**YOUR OBJECTIVE:**
Find the lines that contain the word "Summe" and copy each one.

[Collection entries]
-- -- --

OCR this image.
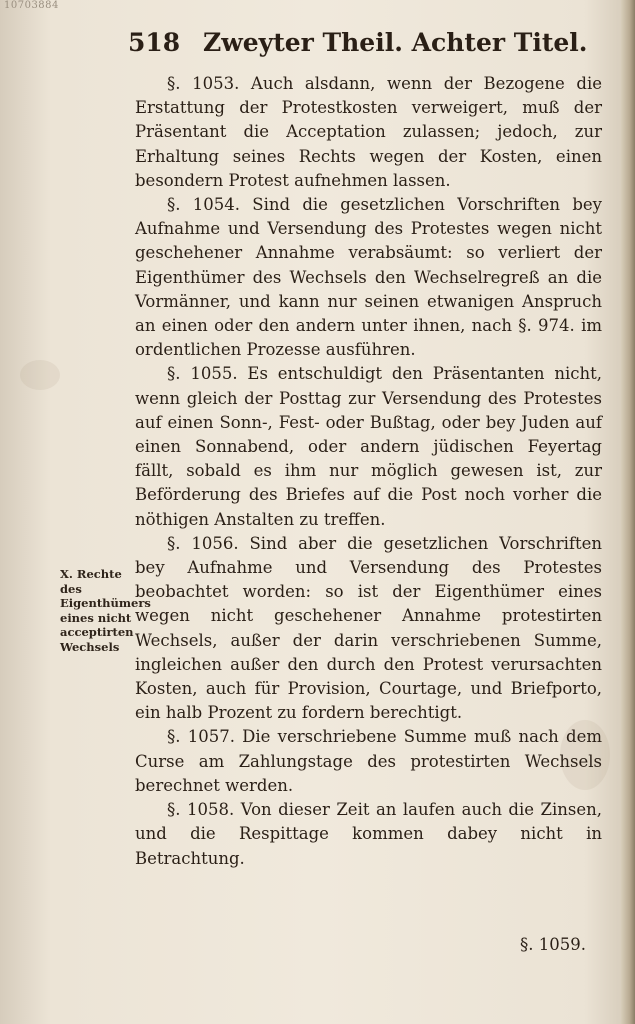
10703884
518 Zweyter Theil. Achter Titel.

§. 1053. Auch alsdann, wenn der Bezogene die Erstattung der Protestkosten verweigert, muß der Präsentant die Acceptation zulassen; jedoch, zur Erhaltung seines Rechts wegen der Kosten, einen besondern Protest aufnehmen lassen.

§. 1054. Sind die gesetzlichen Vorschriften bey Aufnahme und Versendung des Protestes wegen nicht geschehener Annahme verabsäumt: so verliert der Eigenthümer des Wechsels den Wechselregreß an die Vormänner, und kann nur seinen etwanigen Anspruch an einen oder den andern unter ihnen, nach §. 974. im ordentlichen Prozesse ausführen.

§. 1055. Es entschuldigt den Präsentanten nicht, wenn gleich der Posttag zur Versendung des Protestes auf einen Sonn-, Fest- oder Bußtag, oder bey Juden auf einen Sonnabend, oder andern jüdischen Feyertag fällt, sobald es ihm nur möglich gewesen ist, zur Beförderung des Briefes auf die Post noch vorher die nöthigen Anstalten zu treffen.

§. 1056. Sind aber die gesetzlichen Vorschriften bey Aufnahme und Versendung des Protestes beobachtet worden: so ist der Eigenthümer eines wegen nicht geschehener Annahme protestirten Wechsels, außer der darin verschriebenen Summe, ingleichen außer den durch den Protest verursachten Kosten, auch für Provision, Courtage, und Briefporto, ein halb Prozent zu fordern berechtigt.

§. 1057. Die verschriebene Summe muß nach dem Curse am Zahlungstage des protestirten Wechsels berechnet werden.

§. 1058. Von dieser Zeit an laufen auch die Zinsen, und die Respittage kommen dabey nicht in Betrachtung.

X. Rechte des Eigenthümers eines nicht acceptirten Wechsels
§. 1059.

-- -- --

**EXERCISE RESULT:**
§. 1056. Sind aber die gesetzlichen Vorschriften bey Aufnahme und Versendung des Protestes beobachtet worden: so ist der Eigenthümer eines wegen nicht geschehener Annahme protestirten Wechsels, außer der darin verschriebenen Summe, ingleichen außer den durch den Protest verursachten Kosten, auch für Provision, Courtage, und Briefporto, ein halb Prozent zu fordern berechtigt.
§. 1057. Die verschriebene Summe muß nach dem Curse am Zahlungstage des protestirten Wechsels berechnet werden.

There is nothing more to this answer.